** DIRECTIONS **
Copy the records below exactly as they appear.
** Start RECORDS FOR THIS TASK **
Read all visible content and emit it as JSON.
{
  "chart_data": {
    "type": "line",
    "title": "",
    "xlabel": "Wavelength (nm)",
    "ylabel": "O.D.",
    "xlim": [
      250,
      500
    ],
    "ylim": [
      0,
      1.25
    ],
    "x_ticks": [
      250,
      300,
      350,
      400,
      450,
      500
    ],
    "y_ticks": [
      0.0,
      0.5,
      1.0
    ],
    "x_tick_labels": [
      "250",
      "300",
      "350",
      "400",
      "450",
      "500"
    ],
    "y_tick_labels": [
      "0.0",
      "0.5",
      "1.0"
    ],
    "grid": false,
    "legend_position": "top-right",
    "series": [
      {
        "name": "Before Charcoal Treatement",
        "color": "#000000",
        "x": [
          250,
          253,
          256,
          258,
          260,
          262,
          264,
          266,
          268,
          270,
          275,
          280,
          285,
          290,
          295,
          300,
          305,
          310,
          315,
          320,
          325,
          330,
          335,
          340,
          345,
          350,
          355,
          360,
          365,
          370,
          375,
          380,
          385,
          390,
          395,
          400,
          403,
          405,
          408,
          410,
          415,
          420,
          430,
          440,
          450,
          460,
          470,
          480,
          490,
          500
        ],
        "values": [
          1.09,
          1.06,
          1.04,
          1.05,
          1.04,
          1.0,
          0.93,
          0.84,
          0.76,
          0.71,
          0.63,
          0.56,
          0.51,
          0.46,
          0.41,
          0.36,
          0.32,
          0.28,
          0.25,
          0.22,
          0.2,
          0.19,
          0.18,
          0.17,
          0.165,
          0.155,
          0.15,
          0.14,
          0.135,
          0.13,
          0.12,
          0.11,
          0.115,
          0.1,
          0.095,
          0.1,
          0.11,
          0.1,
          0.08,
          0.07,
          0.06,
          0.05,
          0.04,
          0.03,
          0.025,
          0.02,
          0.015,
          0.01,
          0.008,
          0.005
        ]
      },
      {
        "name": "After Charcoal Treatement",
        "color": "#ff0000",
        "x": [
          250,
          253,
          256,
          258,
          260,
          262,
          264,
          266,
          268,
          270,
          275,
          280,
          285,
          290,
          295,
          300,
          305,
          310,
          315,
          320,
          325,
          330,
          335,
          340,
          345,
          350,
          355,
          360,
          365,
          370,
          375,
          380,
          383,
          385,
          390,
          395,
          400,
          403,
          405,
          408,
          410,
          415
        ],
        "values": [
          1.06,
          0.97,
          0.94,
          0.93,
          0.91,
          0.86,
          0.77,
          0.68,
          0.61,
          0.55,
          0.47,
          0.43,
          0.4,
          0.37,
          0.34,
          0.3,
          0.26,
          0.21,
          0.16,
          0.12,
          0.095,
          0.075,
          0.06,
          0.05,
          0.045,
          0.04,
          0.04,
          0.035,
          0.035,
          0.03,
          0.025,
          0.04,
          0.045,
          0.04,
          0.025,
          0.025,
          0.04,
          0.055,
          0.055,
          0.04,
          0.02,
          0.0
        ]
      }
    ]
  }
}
** End RECORDS FOR THIS TASK **
** THE RESULT **
Read all visible content and emit it as JSON.
{
  "chart_data": {
    "type": "line",
    "title": "",
    "xlabel": "Wavelength (nm)",
    "ylabel": "O.D.",
    "xlim": [
      250,
      500
    ],
    "ylim": [
      0,
      1.25
    ],
    "x_ticks": [
      250,
      300,
      350,
      400,
      450,
      500
    ],
    "y_ticks": [
      0.0,
      0.5,
      1.0
    ],
    "x_tick_labels": [
      "250",
      "300",
      "350",
      "400",
      "450",
      "500"
    ],
    "y_tick_labels": [
      "0.0",
      "0.5",
      "1.0"
    ],
    "grid": false,
    "legend_position": "top-right",
    "series": [
      {
        "name": "Before Charcoal Treatement",
        "color": "#000000",
        "x": [
          250,
          253,
          256,
          258,
          260,
          262,
          264,
          266,
          268,
          270,
          275,
          280,
          285,
          290,
          295,
          300,
          305,
          310,
          315,
          320,
          325,
          330,
          335,
          340,
          345,
          350,
          355,
          360,
          365,
          370,
          375,
          380,
          385,
          390,
          395,
          400,
          403,
          405,
          408,
          410,
          415,
          420,
          430,
          440,
          450,
          460,
          470,
          480,
          490,
          500
        ],
        "values": [
          1.09,
          1.06,
          1.04,
          1.05,
          1.04,
          1.0,
          0.93,
          0.84,
          0.76,
          0.71,
          0.63,
          0.56,
          0.51,
          0.46,
          0.41,
          0.36,
          0.32,
          0.28,
          0.25,
          0.22,
          0.2,
          0.19,
          0.18,
          0.17,
          0.165,
          0.155,
          0.15,
          0.14,
          0.135,
          0.13,
          0.12,
          0.11,
          0.115,
          0.1,
          0.095,
          0.1,
          0.11,
          0.1,
          0.08,
          0.07,
          0.06,
          0.05,
          0.04,
          0.03,
          0.025,
          0.02,
          0.015,
          0.01,
          0.008,
          0.005
        ]
      },
      {
        "name": "After Charcoal Treatement",
        "color": "#ff0000",
        "x": [
          250,
          253,
          256,
          258,
          260,
          262,
          264,
          266,
          268,
          270,
          275,
          280,
          285,
          290,
          295,
          300,
          305,
          310,
          315,
          320,
          325,
          330,
          335,
          340,
          345,
          350,
          355,
          360,
          365,
          370,
          375,
          380,
          383,
          385,
          390,
          395,
          400,
          403,
          405,
          408,
          410,
          415
        ],
        "values": [
          1.06,
          0.97,
          0.94,
          0.93,
          0.91,
          0.86,
          0.77,
          0.68,
          0.61,
          0.55,
          0.47,
          0.43,
          0.4,
          0.37,
          0.34,
          0.3,
          0.26,
          0.21,
          0.16,
          0.12,
          0.095,
          0.075,
          0.06,
          0.05,
          0.045,
          0.04,
          0.04,
          0.035,
          0.035,
          0.03,
          0.025,
          0.04,
          0.045,
          0.04,
          0.025,
          0.025,
          0.04,
          0.055,
          0.055,
          0.04,
          0.02,
          0.0
        ]
      }
    ]
  }
}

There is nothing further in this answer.